### What you will do
All records are to be retyped faithfully and completely.

### Records supplied
++++++++++++++++++++

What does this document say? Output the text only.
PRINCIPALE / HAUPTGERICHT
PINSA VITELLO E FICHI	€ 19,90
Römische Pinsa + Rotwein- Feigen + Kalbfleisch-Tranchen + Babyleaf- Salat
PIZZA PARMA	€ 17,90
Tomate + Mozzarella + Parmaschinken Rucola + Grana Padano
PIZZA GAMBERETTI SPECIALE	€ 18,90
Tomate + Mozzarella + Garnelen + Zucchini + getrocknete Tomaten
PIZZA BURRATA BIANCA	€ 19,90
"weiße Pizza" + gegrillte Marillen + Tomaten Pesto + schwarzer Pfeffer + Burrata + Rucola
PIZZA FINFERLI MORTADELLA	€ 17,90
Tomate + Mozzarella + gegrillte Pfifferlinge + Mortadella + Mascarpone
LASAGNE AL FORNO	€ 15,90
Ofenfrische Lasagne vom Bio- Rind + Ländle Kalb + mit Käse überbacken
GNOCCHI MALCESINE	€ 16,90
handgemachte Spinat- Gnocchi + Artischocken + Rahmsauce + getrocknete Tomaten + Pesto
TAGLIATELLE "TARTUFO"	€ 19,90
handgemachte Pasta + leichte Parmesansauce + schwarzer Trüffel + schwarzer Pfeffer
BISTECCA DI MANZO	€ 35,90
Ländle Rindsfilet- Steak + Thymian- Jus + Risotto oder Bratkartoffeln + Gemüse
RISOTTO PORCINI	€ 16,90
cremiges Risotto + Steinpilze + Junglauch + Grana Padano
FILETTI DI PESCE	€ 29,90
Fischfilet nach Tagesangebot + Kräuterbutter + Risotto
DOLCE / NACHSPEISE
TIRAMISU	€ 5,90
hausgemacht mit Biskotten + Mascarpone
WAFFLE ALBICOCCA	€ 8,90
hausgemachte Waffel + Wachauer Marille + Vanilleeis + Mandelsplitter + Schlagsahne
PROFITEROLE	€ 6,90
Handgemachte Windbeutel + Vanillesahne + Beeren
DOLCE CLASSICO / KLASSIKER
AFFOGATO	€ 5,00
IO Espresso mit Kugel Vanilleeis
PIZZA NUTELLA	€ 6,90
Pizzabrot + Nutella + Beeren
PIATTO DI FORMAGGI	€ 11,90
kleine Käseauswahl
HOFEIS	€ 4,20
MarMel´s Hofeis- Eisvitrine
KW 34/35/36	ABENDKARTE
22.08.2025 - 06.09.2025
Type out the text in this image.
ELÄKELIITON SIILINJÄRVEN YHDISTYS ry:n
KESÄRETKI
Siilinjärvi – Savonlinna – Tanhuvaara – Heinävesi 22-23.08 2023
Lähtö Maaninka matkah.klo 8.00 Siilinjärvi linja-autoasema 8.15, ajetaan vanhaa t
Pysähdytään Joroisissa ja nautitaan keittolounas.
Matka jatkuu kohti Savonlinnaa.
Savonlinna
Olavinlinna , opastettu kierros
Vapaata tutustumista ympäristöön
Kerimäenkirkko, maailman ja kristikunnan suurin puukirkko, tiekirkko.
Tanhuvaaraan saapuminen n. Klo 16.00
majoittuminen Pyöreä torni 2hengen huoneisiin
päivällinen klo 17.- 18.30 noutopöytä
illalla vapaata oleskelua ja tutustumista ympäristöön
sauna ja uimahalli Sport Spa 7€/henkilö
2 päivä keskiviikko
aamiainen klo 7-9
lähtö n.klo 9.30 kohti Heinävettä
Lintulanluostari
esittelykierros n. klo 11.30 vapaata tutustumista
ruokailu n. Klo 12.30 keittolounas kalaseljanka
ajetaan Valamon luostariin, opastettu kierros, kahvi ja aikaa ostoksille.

++++++++++++++++++++

### Solved problem
What does this document say? Output the text only.
PRINCIPALE / HAUPTGERICHT
PINSA VITELLO E FICHI	€ 19,90
Römische Pinsa + Rotwein- Feigen + Kalbfleisch-Tranchen + Babyleaf- Salat
PIZZA PARMA	€ 17,90
Tomate + Mozzarella + Parmaschinken Rucola + Grana Padano
PIZZA GAMBERETTI SPECIALE	€ 18,90
Tomate + Mozzarella + Garnelen + Zucchini + getrocknete Tomaten
PIZZA BURRATA BIANCA	€ 19,90
"weiße Pizza" + gegrillte Marillen + Tomaten Pesto + schwarzer Pfeffer + Burrata + Rucola
PIZZA FINFERLI MORTADELLA	€ 17,90
Tomate + Mozzarella + gegrillte Pfifferlinge + Mortadella + Mascarpone
LASAGNE AL FORNO	€ 15,90
Ofenfrische Lasagne vom Bio- Rind + Ländle Kalb + mit Käse überbacken
GNOCCHI MALCESINE	€ 16,90
handgemachte Spinat- Gnocchi + Artischocken + Rahmsauce + getrocknete Tomaten + Pesto
TAGLIATELLE "TARTUFO"	€ 19,90
handgemachte Pasta + leichte Parmesansauce + schwarzer Trüffel + schwarzer Pfeffer
BISTECCA DI MANZO	€ 35,90
Ländle Rindsfilet- Steak + Thymian- Jus + Risotto oder Bratkartoffeln + Gemüse
RISOTTO PORCINI	€ 16,90
cremiges Risotto + Steinpilze + Junglauch + Grana Padano
FILETTI DI PESCE	€ 29,90
Fischfilet nach Tagesangebot + Kräuterbutter + Risotto
DOLCE / NACHSPEISE
TIRAMISU	€ 5,90
hausgemacht mit Biskotten + Mascarpone
WAFFLE ALBICOCCA	€ 8,90
hausgemachte Waffel + Wachauer Marille + Vanilleeis + Mandelsplitter + Schlagsahne
PROFITEROLE	€ 6,90
Handgemachte Windbeutel + Vanillesahne + Beeren
DOLCE CLASSICO / KLASSIKER
AFFOGATO	€ 5,00
IO Espresso mit Kugel Vanilleeis
PIZZA NUTELLA	€ 6,90
Pizzabrot + Nutella + Beeren
PIATTO DI FORMAGGI	€ 11,90
kleine Käseauswahl
HOFEIS	€ 4,20
MarMel´s Hofeis- Eisvitrine
KW 34/35/36	ABENDKARTE
22.08.2025 - 06.09.2025
Type out the text in this image.
ELÄKELIITON SIILINJÄRVEN YHDISTYS ry:n
KESÄRETKI
Siilinjärvi – Savonlinna – Tanhuvaara – Heinävesi 22-23.08 2023
Lähtö Maaninka matkah.klo 8.00 Siilinjärvi linja-autoasema 8.15, ajetaan vanhaa t
Pysähdytään Joroisissa ja nautitaan keittolounas.
Matka jatkuu kohti Savonlinnaa.
Savonlinna
Olavinlinna , opastettu kierros
Vapaata tutustumista ympäristöön
Kerimäenkirkko, maailman ja kristikunnan suurin puukirkko, tiekirkko.
Tanhuvaaraan saapuminen n. Klo 16.00
majoittuminen Pyöreä torni 2hengen huoneisiin
päivällinen klo 17.- 18.30 noutopöytä
illalla vapaata oleskelua ja tutustumista ympäristöön
sauna ja uimahalli Sport Spa 7€/henkilö
2 päivä keskiviikko
aamiainen klo 7-9
lähtö n.klo 9.30 kohti Heinävettä
Lintulanluostari
esittelykierros n. klo 11.30 vapaata tutustumista
ruokailu n. Klo 12.30 keittolounas kalaseljanka
ajetaan Valamon luostariin, opastettu kierros, kahvi ja aikaa ostoksille.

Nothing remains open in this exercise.